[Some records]

═══

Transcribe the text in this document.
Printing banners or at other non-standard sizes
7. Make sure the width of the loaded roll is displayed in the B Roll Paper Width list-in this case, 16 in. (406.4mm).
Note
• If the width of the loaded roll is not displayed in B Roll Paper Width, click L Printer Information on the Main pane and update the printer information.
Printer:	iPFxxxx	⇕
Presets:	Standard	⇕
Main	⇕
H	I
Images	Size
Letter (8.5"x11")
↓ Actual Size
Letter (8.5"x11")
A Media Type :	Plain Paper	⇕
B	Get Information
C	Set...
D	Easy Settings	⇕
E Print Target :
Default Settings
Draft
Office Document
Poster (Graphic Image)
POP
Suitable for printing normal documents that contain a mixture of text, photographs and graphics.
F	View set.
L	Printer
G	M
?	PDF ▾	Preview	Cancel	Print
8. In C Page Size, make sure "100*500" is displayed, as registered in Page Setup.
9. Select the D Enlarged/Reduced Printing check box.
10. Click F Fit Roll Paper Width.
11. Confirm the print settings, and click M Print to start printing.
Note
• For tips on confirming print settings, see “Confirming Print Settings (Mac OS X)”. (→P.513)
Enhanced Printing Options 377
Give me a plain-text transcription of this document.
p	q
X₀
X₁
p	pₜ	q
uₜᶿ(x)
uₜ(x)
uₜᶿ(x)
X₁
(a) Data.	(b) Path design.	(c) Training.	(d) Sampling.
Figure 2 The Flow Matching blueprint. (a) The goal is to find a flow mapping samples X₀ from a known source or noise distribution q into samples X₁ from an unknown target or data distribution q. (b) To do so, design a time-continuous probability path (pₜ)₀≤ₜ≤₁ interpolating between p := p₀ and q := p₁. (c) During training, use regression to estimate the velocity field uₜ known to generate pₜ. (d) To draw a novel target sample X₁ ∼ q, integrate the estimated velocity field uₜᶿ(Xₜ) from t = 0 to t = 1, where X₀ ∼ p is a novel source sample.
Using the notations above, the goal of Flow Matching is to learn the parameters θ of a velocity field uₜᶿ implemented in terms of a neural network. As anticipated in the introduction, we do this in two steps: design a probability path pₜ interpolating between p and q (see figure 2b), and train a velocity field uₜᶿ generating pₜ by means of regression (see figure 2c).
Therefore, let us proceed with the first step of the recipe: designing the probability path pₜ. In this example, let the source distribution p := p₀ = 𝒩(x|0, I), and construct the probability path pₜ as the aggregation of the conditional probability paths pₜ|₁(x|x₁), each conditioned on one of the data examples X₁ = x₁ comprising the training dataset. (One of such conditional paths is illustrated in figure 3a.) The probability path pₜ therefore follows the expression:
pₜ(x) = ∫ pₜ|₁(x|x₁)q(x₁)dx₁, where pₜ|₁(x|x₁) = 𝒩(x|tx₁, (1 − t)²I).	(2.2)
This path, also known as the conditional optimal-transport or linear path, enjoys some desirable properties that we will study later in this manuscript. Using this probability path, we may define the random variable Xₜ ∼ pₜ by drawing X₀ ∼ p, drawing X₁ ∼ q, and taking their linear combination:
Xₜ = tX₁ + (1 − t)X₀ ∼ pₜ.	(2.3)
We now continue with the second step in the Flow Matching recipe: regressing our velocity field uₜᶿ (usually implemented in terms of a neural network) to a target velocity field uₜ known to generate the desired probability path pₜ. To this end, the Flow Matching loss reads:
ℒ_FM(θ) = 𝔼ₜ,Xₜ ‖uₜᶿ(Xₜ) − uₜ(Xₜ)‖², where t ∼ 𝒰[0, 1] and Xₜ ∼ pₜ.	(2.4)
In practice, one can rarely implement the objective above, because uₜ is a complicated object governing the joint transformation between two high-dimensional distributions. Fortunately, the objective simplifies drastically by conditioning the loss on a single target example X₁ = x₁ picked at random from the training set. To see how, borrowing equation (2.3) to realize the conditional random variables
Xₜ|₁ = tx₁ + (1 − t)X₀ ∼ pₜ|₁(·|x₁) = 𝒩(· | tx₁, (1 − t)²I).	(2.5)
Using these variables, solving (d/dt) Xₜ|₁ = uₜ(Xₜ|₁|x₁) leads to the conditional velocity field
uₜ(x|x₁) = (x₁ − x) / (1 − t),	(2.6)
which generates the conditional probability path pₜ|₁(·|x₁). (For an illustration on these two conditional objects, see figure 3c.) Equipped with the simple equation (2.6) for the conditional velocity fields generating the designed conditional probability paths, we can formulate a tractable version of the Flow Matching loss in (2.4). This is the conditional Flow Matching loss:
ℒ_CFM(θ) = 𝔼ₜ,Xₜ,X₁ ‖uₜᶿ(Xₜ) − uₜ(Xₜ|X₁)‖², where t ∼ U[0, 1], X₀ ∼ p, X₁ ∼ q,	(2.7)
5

═══

Lines containing "equation" are to be counted. State the total and add nothing.

2